══ MATERIALS PROVIDED ══
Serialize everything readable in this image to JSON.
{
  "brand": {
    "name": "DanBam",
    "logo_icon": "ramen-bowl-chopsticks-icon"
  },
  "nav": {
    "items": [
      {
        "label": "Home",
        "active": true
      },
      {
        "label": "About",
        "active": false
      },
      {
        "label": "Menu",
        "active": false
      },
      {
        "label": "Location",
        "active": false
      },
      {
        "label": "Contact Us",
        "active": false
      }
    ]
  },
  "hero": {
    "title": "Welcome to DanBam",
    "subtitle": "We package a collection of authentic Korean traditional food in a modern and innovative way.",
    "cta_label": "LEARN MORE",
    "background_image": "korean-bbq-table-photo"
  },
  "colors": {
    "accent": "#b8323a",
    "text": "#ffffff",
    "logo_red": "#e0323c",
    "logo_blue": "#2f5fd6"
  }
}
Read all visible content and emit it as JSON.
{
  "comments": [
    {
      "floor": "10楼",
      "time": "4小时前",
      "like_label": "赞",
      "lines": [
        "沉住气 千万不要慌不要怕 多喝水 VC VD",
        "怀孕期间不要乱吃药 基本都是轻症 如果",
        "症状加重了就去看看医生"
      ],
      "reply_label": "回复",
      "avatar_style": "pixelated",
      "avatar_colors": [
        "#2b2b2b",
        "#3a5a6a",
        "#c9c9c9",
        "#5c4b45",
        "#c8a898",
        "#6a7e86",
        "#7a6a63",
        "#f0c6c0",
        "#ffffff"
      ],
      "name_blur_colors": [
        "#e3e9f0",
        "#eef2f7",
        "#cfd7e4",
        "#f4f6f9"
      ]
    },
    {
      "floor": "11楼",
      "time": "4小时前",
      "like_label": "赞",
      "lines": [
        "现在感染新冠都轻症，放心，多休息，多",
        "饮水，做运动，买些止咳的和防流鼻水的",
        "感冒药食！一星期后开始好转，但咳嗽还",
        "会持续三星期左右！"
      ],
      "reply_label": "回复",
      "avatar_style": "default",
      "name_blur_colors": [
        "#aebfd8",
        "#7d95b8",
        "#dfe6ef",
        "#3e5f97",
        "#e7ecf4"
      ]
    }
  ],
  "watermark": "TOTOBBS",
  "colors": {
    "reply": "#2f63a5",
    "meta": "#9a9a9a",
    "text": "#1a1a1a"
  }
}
═══
● **WRITTEN REQUEST**:
Give a word-for-word copy of the records.

● **EXERCISE RESPONSE**:
Serialize everything readable in this image to JSON.
{
  "brand": {
    "name": "DanBam",
    "logo_icon": "ramen-bowl-chopsticks-icon"
  },
  "nav": {
    "items": [
      {
        "label": "Home",
        "active": true
      },
      {
        "label": "About",
        "active": false
      },
      {
        "label": "Menu",
        "active": false
      },
      {
        "label": "Location",
        "active": false
      },
      {
        "label": "Contact Us",
        "active": false
      }
    ]
  },
  "hero": {
    "title": "Welcome to DanBam",
    "subtitle": "We package a collection of authentic Korean traditional food in a modern and innovative way.",
    "cta_label": "LEARN MORE",
    "background_image": "korean-bbq-table-photo"
  },
  "colors": {
    "accent": "#b8323a",
    "text": "#ffffff",
    "logo_red": "#e0323c",
    "logo_blue": "#2f5fd6"
  }
}
Read all visible content and emit it as JSON.
{
  "comments": [
    {
      "floor": "10楼",
      "time": "4小时前",
      "like_label": "赞",
      "lines": [
        "沉住气 千万不要慌不要怕 多喝水 VC VD",
        "怀孕期间不要乱吃药 基本都是轻症 如果",
        "症状加重了就去看看医生"
      ],
      "reply_label": "回复",
      "avatar_style": "pixelated",
      "avatar_colors": [
        "#2b2b2b",
        "#3a5a6a",
        "#c9c9c9",
        "#5c4b45",
        "#c8a898",
        "#6a7e86",
        "#7a6a63",
        "#f0c6c0",
        "#ffffff"
      ],
      "name_blur_colors": [
        "#e3e9f0",
        "#eef2f7",
        "#cfd7e4",
        "#f4f6f9"
      ]
    },
    {
      "floor": "11楼",
      "time": "4小时前",
      "like_label": "赞",
      "lines": [
        "现在感染新冠都轻症，放心，多休息，多",
        "饮水，做运动，买些止咳的和防流鼻水的",
        "感冒药食！一星期后开始好转，但咳嗽还",
        "会持续三星期左右！"
      ],
      "reply_label": "回复",
      "avatar_style": "default",
      "name_blur_colors": [
        "#aebfd8",
        "#7d95b8",
        "#dfe6ef",
        "#3e5f97",
        "#e7ecf4"
      ]
    }
  ],
  "watermark": "TOTOBBS",
  "colors": {
    "reply": "#2f63a5",
    "meta": "#9a9a9a",
    "text": "#1a1a1a"
  }
}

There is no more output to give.